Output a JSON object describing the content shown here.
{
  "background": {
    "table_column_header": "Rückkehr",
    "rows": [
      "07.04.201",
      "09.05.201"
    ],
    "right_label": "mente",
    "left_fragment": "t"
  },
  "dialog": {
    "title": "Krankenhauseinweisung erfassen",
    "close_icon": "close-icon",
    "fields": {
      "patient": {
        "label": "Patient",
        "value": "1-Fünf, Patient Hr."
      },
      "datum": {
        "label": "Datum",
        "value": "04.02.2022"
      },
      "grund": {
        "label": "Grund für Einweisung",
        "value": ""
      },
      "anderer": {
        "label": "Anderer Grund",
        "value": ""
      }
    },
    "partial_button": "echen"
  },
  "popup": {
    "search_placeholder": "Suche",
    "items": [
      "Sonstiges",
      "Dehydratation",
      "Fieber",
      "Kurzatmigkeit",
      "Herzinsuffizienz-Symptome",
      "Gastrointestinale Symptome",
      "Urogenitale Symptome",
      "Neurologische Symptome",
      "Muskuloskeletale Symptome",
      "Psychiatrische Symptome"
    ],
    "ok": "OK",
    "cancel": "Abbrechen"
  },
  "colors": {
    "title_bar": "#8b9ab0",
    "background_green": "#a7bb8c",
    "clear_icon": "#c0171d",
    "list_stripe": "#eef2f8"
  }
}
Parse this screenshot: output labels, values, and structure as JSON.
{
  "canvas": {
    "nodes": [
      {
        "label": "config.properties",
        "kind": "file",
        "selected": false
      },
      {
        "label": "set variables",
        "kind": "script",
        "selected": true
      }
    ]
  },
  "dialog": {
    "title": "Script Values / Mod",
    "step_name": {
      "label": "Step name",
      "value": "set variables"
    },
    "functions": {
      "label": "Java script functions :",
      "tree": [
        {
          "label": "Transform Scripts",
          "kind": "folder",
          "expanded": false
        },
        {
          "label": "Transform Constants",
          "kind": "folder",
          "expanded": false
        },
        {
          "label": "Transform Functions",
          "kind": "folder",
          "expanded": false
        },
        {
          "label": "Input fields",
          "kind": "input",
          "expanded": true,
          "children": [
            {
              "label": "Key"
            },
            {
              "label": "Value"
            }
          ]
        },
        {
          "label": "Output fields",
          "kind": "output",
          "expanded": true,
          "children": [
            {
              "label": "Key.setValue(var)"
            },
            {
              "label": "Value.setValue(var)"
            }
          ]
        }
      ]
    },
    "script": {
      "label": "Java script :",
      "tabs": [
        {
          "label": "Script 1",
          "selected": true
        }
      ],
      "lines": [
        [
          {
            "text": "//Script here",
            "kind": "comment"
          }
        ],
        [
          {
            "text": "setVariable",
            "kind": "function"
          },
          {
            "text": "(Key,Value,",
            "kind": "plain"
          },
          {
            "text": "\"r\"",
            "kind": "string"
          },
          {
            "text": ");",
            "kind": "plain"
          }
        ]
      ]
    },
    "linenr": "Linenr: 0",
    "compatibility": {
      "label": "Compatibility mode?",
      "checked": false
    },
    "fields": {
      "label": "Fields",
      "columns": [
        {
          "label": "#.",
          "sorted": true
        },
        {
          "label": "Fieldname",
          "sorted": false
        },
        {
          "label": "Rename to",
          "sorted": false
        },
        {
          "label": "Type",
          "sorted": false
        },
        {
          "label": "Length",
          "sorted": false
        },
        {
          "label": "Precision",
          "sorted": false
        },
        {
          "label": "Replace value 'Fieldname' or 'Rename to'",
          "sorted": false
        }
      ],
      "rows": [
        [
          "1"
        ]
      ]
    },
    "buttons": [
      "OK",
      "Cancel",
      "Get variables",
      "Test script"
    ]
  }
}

————————

Work required:
Set down each entry again, unchanged.

Task response:
Output a JSON object describing the content shown here.
{
  "background": {
    "table_column_header": "Rückkehr",
    "rows": [
      "07.04.201",
      "09.05.201"
    ],
    "right_label": "mente",
    "left_fragment": "t"
  },
  "dialog": {
    "title": "Krankenhauseinweisung erfassen",
    "close_icon": "close-icon",
    "fields": {
      "patient": {
        "label": "Patient",
        "value": "1-Fünf, Patient Hr."
      },
      "datum": {
        "label": "Datum",
        "value": "04.02.2022"
      },
      "grund": {
        "label": "Grund für Einweisung",
        "value": ""
      },
      "anderer": {
        "label": "Anderer Grund",
        "value": ""
      }
    },
    "partial_button": "echen"
  },
  "popup": {
    "search_placeholder": "Suche",
    "items": [
      "Sonstiges",
      "Dehydratation",
      "Fieber",
      "Kurzatmigkeit",
      "Herzinsuffizienz-Symptome",
      "Gastrointestinale Symptome",
      "Urogenitale Symptome",
      "Neurologische Symptome",
      "Muskuloskeletale Symptome",
      "Psychiatrische Symptome"
    ],
    "ok": "OK",
    "cancel": "Abbrechen"
  },
  "colors": {
    "title_bar": "#8b9ab0",
    "background_green": "#a7bb8c",
    "clear_icon": "#c0171d",
    "list_stripe": "#eef2f8"
  }
}
Parse this screenshot: output labels, values, and structure as JSON.
{
  "canvas": {
    "nodes": [
      {
        "label": "config.properties",
        "kind": "file",
        "selected": false
      },
      {
        "label": "set variables",
        "kind": "script",
        "selected": true
      }
    ]
  },
  "dialog": {
    "title": "Script Values / Mod",
    "step_name": {
      "label": "Step name",
      "value": "set variables"
    },
    "functions": {
      "label": "Java script functions :",
      "tree": [
        {
          "label": "Transform Scripts",
          "kind": "folder",
          "expanded": false
        },
        {
          "label": "Transform Constants",
          "kind": "folder",
          "expanded": false
        },
        {
          "label": "Transform Functions",
          "kind": "folder",
          "expanded": false
        },
        {
          "label": "Input fields",
          "kind": "input",
          "expanded": true,
          "children": [
            {
              "label": "Key"
            },
            {
              "label": "Value"
            }
          ]
        },
        {
          "label": "Output fields",
          "kind": "output",
          "expanded": true,
          "children": [
            {
              "label": "Key.setValue(var)"
            },
            {
              "label": "Value.setValue(var)"
            }
          ]
        }
      ]
    },
    "script": {
      "label": "Java script :",
      "tabs": [
        {
          "label": "Script 1",
          "selected": true
        }
      ],
      "lines": [
        [
          {
            "text": "//Script here",
            "kind": "comment"
          }
        ],
        [
          {
            "text": "setVariable",
            "kind": "function"
          },
          {
            "text": "(Key,Value,",
            "kind": "plain"
          },
          {
            "text": "\"r\"",
            "kind": "string"
          },
          {
            "text": ");",
            "kind": "plain"
          }
        ]
      ]
    },
    "linenr": "Linenr: 0",
    "compatibility": {
      "label": "Compatibility mode?",
      "checked": false
    },
    "fields": {
      "label": "Fields",
      "columns": [
        {
          "label": "#.",
          "sorted": true
        },
        {
          "label": "Fieldname",
          "sorted": false
        },
        {
          "label": "Rename to",
          "sorted": false
        },
        {
          "label": "Type",
          "sorted": false
        },
        {
          "label": "Length",
          "sorted": false
        },
        {
          "label": "Precision",
          "sorted": false
        },
        {
          "label": "Replace value 'Fieldname' or 'Rename to'",
          "sorted": false
        }
      ],
      "rows": [
        [
          "1"
        ]
      ]
    },
    "buttons": [
      "OK",
      "Cancel",
      "Get variables",
      "Test script"
    ]
  }
}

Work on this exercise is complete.